From the entries below, please gather each line containing the string "вещества".

■ ■ ■ ■ ■ ■ ■

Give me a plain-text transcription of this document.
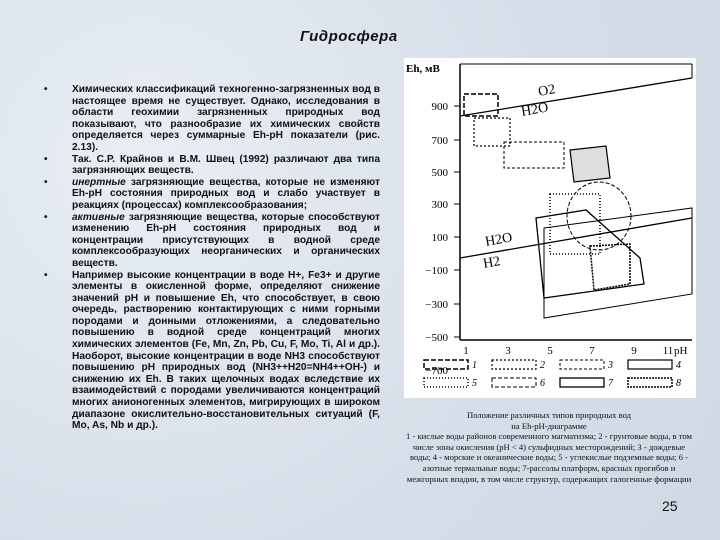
Гидросфера
• Химических классификаций техногенно-загрязненных вод в настоящее время не существует. Однако, исследования в области геохимии загрязненных природных вод показывают, что разнообразие их химических свойств определяется через суммарные Eh-pH показатели (рис. 2.13).
• Так. С.Р. Крайнов и В.М. Швец (1992) различают два типа загрязняющих веществ.
• инертные загрязняющие вещества, которые не изменяют Eh-pH состояния природных вод и слабо участвует в реакциях (процессах) комплексообразования;
• активные загрязняющие вещества, которые способствуют изменению Eh-pH состояния природных вод и концентрации присутствующих в водной среде комплексообразующих неорганических и органических веществ.
• Например высокие концентрации в воде H+, Fe3+ и другие элементы в окисленной форме, определяют снижение значений pH и повышение Eh, что способствует, в свою очередь, растворению контактирующих с ними горными породами и донными отложениями, а следовательно повышению в водной среде концентраций многих химических элементов (Fe, Mn, Zn, Pb, Cu, F, Mo, Ti, Al и др.). Наоборот, высокие концентрации в воде NH3 способствуют повышению pH природных вод (NH3++H20=NH4++OH-) и снижению их Eh. В таких щелочных водах вследствие их взаимодействий с породами увеличиваются концентраций многих анионогенных элементов, мигрирующих в широком диапазоне окислительно-восстановительных ситуаций (F, Mo, As, Nb и др.).
Eh, мВ
900
700
500
300
100
−100
−300
−500
−700
O2
H2O
H2O
H2
1	3	5	7	9 11 pH
1	2	3	4
5	6	7	8
Положение различных типов природных вод
на Eh-pH-диаграмме
1 - кислые воды районов современного магматизма; 2 - грунтовые воды, в том числе зоны окисления (pH < 4) сульфидных месторождений; 3 - дождевые воды; 4 - морские и океанические воды; 5 - углекислые подземные воды; 6 - азотные термальные воды; 7-рассолы платформ, красных прогибов и межгорных впадин, в том числе структур, содержащих галогенные формации
25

■ ■ ■ ■ ■ ■ ■

**Answer below**:
• инертные загрязняющие вещества, которые не изменяют Eh-pH состояния природных вод и слабо участвует в реакциях (процессах) комплексообразования;
• активные загрязняющие вещества, которые способствуют изменению Eh-pH состояния природных вод и концентрации присутствующих в водной среде комплексообразующих неорганических и органических веществ.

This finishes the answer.